● **TASK STATEMENT**
Transcribe the records below exactly, leaving out any pictures.
— START DATA IN THIS EXERCISE —
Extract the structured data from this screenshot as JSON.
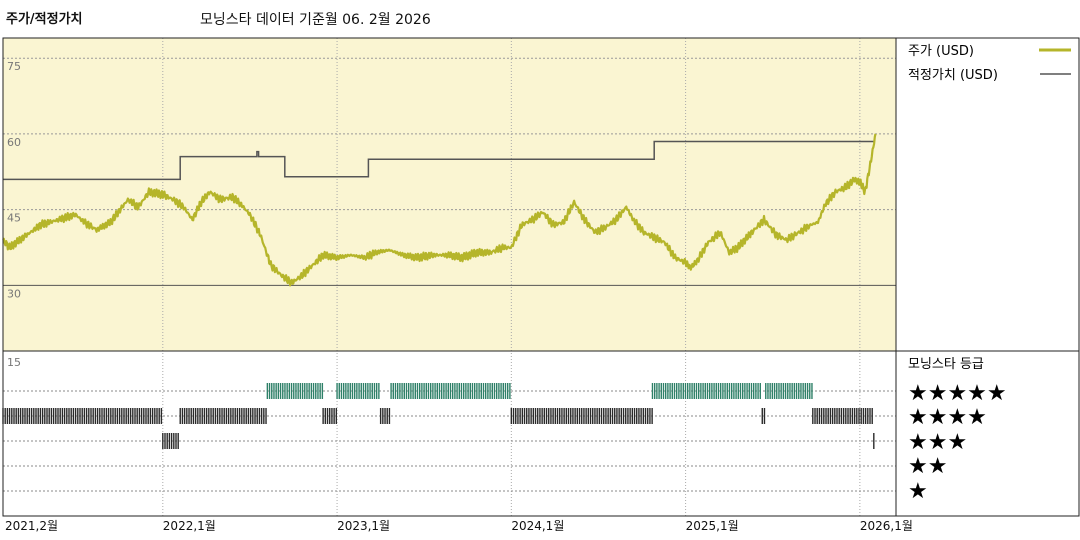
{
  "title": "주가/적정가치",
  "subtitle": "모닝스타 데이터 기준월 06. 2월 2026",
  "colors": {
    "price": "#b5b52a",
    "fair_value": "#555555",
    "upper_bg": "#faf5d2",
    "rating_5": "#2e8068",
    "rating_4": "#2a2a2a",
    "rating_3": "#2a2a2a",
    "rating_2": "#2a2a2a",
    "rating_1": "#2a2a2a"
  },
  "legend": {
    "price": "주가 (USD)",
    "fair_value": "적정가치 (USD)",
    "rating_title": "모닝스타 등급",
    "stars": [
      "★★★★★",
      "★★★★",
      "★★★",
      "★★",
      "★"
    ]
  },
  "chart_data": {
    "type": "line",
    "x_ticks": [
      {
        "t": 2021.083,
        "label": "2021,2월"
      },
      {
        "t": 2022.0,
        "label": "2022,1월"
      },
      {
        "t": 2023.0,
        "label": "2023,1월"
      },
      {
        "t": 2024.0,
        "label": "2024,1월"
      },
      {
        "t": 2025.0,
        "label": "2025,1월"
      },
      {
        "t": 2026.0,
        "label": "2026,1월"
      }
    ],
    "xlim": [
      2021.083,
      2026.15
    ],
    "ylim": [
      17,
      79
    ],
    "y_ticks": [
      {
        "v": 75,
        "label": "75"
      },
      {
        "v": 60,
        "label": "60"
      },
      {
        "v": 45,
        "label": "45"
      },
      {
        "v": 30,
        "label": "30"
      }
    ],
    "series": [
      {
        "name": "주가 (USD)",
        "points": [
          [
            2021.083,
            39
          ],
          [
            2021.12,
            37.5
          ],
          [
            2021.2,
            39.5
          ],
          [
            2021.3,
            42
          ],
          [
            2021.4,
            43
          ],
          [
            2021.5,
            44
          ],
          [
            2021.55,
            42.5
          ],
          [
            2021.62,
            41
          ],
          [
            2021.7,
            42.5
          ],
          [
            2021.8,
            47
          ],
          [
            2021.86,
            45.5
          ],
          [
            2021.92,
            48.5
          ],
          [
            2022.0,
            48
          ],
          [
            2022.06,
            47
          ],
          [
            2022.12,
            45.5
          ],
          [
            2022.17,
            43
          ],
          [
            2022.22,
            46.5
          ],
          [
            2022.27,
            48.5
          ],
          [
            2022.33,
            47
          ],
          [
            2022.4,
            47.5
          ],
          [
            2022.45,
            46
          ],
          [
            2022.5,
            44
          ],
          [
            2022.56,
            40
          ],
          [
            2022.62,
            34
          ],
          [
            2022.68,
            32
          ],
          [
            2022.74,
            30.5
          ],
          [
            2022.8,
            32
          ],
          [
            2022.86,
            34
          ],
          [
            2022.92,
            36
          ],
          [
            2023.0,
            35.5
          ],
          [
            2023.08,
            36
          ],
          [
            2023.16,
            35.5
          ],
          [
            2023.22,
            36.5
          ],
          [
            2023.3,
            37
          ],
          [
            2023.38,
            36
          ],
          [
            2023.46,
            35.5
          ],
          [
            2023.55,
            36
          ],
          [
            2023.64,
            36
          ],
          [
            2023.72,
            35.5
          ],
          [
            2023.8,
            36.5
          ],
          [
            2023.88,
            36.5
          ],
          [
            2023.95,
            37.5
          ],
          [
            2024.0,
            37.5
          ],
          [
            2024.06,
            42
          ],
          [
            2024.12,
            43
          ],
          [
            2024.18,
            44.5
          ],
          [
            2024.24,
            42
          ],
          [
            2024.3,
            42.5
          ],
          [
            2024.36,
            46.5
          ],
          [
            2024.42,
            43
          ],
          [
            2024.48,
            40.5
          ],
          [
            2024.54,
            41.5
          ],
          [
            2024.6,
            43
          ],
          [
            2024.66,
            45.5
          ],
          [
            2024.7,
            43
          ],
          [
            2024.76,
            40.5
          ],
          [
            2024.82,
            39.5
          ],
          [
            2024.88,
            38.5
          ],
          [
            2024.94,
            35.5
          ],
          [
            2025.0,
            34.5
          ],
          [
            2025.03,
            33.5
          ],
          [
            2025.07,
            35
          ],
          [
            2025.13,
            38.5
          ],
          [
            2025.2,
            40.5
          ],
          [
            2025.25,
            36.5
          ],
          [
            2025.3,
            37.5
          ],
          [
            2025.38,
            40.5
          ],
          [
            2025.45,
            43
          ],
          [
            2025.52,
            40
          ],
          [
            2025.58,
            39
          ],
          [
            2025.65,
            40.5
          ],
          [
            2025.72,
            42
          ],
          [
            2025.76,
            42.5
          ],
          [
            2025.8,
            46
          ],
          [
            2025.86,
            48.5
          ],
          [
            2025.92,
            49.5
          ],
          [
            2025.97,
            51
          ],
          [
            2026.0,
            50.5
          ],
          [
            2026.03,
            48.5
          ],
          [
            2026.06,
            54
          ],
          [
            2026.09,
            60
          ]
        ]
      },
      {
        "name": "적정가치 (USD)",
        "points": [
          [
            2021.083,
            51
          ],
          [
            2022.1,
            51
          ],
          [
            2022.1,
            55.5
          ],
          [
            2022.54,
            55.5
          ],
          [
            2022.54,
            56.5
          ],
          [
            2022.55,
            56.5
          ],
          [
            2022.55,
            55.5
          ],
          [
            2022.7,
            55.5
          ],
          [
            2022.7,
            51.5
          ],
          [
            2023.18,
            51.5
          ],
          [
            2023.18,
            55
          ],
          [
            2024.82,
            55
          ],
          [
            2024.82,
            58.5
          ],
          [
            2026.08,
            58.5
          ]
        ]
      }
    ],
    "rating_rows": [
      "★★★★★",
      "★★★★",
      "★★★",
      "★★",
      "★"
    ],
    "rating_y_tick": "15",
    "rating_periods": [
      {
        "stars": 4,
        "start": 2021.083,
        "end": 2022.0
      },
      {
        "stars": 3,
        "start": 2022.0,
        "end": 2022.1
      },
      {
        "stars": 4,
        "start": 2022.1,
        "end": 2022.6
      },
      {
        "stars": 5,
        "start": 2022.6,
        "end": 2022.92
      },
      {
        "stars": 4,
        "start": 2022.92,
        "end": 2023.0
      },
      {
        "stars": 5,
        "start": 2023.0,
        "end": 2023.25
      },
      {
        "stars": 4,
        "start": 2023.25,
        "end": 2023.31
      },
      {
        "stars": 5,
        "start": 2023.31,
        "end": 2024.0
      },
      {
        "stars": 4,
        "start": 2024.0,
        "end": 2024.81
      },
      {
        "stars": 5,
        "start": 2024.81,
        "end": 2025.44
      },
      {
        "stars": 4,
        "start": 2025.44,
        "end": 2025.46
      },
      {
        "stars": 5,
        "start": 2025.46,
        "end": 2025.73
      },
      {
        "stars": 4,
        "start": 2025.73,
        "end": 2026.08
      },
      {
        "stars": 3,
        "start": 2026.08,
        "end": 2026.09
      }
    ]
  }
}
— END DATA IN THIS EXERCISE —
● **SOLUTION TO THE PROBLEM**
Extract the structured data from this screenshot as JSON.
{
  "title": "주가/적정가치",
  "subtitle": "모닝스타 데이터 기준월 06. 2월 2026",
  "colors": {
    "price": "#b5b52a",
    "fair_value": "#555555",
    "upper_bg": "#faf5d2",
    "rating_5": "#2e8068",
    "rating_4": "#2a2a2a",
    "rating_3": "#2a2a2a",
    "rating_2": "#2a2a2a",
    "rating_1": "#2a2a2a"
  },
  "legend": {
    "price": "주가 (USD)",
    "fair_value": "적정가치 (USD)",
    "rating_title": "모닝스타 등급",
    "stars": [
      "★★★★★",
      "★★★★",
      "★★★",
      "★★",
      "★"
    ]
  },
  "chart_data": {
    "type": "line",
    "x_ticks": [
      {
        "t": 2021.083,
        "label": "2021,2월"
      },
      {
        "t": 2022.0,
        "label": "2022,1월"
      },
      {
        "t": 2023.0,
        "label": "2023,1월"
      },
      {
        "t": 2024.0,
        "label": "2024,1월"
      },
      {
        "t": 2025.0,
        "label": "2025,1월"
      },
      {
        "t": 2026.0,
        "label": "2026,1월"
      }
    ],
    "xlim": [
      2021.083,
      2026.15
    ],
    "ylim": [
      17,
      79
    ],
    "y_ticks": [
      {
        "v": 75,
        "label": "75"
      },
      {
        "v": 60,
        "label": "60"
      },
      {
        "v": 45,
        "label": "45"
      },
      {
        "v": 30,
        "label": "30"
      }
    ],
    "series": [
      {
        "name": "주가 (USD)",
        "points": [
          [
            2021.083,
            39
          ],
          [
            2021.12,
            37.5
          ],
          [
            2021.2,
            39.5
          ],
          [
            2021.3,
            42
          ],
          [
            2021.4,
            43
          ],
          [
            2021.5,
            44
          ],
          [
            2021.55,
            42.5
          ],
          [
            2021.62,
            41
          ],
          [
            2021.7,
            42.5
          ],
          [
            2021.8,
            47
          ],
          [
            2021.86,
            45.5
          ],
          [
            2021.92,
            48.5
          ],
          [
            2022.0,
            48
          ],
          [
            2022.06,
            47
          ],
          [
            2022.12,
            45.5
          ],
          [
            2022.17,
            43
          ],
          [
            2022.22,
            46.5
          ],
          [
            2022.27,
            48.5
          ],
          [
            2022.33,
            47
          ],
          [
            2022.4,
            47.5
          ],
          [
            2022.45,
            46
          ],
          [
            2022.5,
            44
          ],
          [
            2022.56,
            40
          ],
          [
            2022.62,
            34
          ],
          [
            2022.68,
            32
          ],
          [
            2022.74,
            30.5
          ],
          [
            2022.8,
            32
          ],
          [
            2022.86,
            34
          ],
          [
            2022.92,
            36
          ],
          [
            2023.0,
            35.5
          ],
          [
            2023.08,
            36
          ],
          [
            2023.16,
            35.5
          ],
          [
            2023.22,
            36.5
          ],
          [
            2023.3,
            37
          ],
          [
            2023.38,
            36
          ],
          [
            2023.46,
            35.5
          ],
          [
            2023.55,
            36
          ],
          [
            2023.64,
            36
          ],
          [
            2023.72,
            35.5
          ],
          [
            2023.8,
            36.5
          ],
          [
            2023.88,
            36.5
          ],
          [
            2023.95,
            37.5
          ],
          [
            2024.0,
            37.5
          ],
          [
            2024.06,
            42
          ],
          [
            2024.12,
            43
          ],
          [
            2024.18,
            44.5
          ],
          [
            2024.24,
            42
          ],
          [
            2024.3,
            42.5
          ],
          [
            2024.36,
            46.5
          ],
          [
            2024.42,
            43
          ],
          [
            2024.48,
            40.5
          ],
          [
            2024.54,
            41.5
          ],
          [
            2024.6,
            43
          ],
          [
            2024.66,
            45.5
          ],
          [
            2024.7,
            43
          ],
          [
            2024.76,
            40.5
          ],
          [
            2024.82,
            39.5
          ],
          [
            2024.88,
            38.5
          ],
          [
            2024.94,
            35.5
          ],
          [
            2025.0,
            34.5
          ],
          [
            2025.03,
            33.5
          ],
          [
            2025.07,
            35
          ],
          [
            2025.13,
            38.5
          ],
          [
            2025.2,
            40.5
          ],
          [
            2025.25,
            36.5
          ],
          [
            2025.3,
            37.5
          ],
          [
            2025.38,
            40.5
          ],
          [
            2025.45,
            43
          ],
          [
            2025.52,
            40
          ],
          [
            2025.58,
            39
          ],
          [
            2025.65,
            40.5
          ],
          [
            2025.72,
            42
          ],
          [
            2025.76,
            42.5
          ],
          [
            2025.8,
            46
          ],
          [
            2025.86,
            48.5
          ],
          [
            2025.92,
            49.5
          ],
          [
            2025.97,
            51
          ],
          [
            2026.0,
            50.5
          ],
          [
            2026.03,
            48.5
          ],
          [
            2026.06,
            54
          ],
          [
            2026.09,
            60
          ]
        ]
      },
      {
        "name": "적정가치 (USD)",
        "points": [
          [
            2021.083,
            51
          ],
          [
            2022.1,
            51
          ],
          [
            2022.1,
            55.5
          ],
          [
            2022.54,
            55.5
          ],
          [
            2022.54,
            56.5
          ],
          [
            2022.55,
            56.5
          ],
          [
            2022.55,
            55.5
          ],
          [
            2022.7,
            55.5
          ],
          [
            2022.7,
            51.5
          ],
          [
            2023.18,
            51.5
          ],
          [
            2023.18,
            55
          ],
          [
            2024.82,
            55
          ],
          [
            2024.82,
            58.5
          ],
          [
            2026.08,
            58.5
          ]
        ]
      }
    ],
    "rating_rows": [
      "★★★★★",
      "★★★★",
      "★★★",
      "★★",
      "★"
    ],
    "rating_y_tick": "15",
    "rating_periods": [
      {
        "stars": 4,
        "start": 2021.083,
        "end": 2022.0
      },
      {
        "stars": 3,
        "start": 2022.0,
        "end": 2022.1
      },
      {
        "stars": 4,
        "start": 2022.1,
        "end": 2022.6
      },
      {
        "stars": 5,
        "start": 2022.6,
        "end": 2022.92
      },
      {
        "stars": 4,
        "start": 2022.92,
        "end": 2023.0
      },
      {
        "stars": 5,
        "start": 2023.0,
        "end": 2023.25
      },
      {
        "stars": 4,
        "start": 2023.25,
        "end": 2023.31
      },
      {
        "stars": 5,
        "start": 2023.31,
        "end": 2024.0
      },
      {
        "stars": 4,
        "start": 2024.0,
        "end": 2024.81
      },
      {
        "stars": 5,
        "start": 2024.81,
        "end": 2025.44
      },
      {
        "stars": 4,
        "start": 2025.44,
        "end": 2025.46
      },
      {
        "stars": 5,
        "start": 2025.46,
        "end": 2025.73
      },
      {
        "stars": 4,
        "start": 2025.73,
        "end": 2026.08
      },
      {
        "stars": 3,
        "start": 2026.08,
        "end": 2026.09
      }
    ]
  }
}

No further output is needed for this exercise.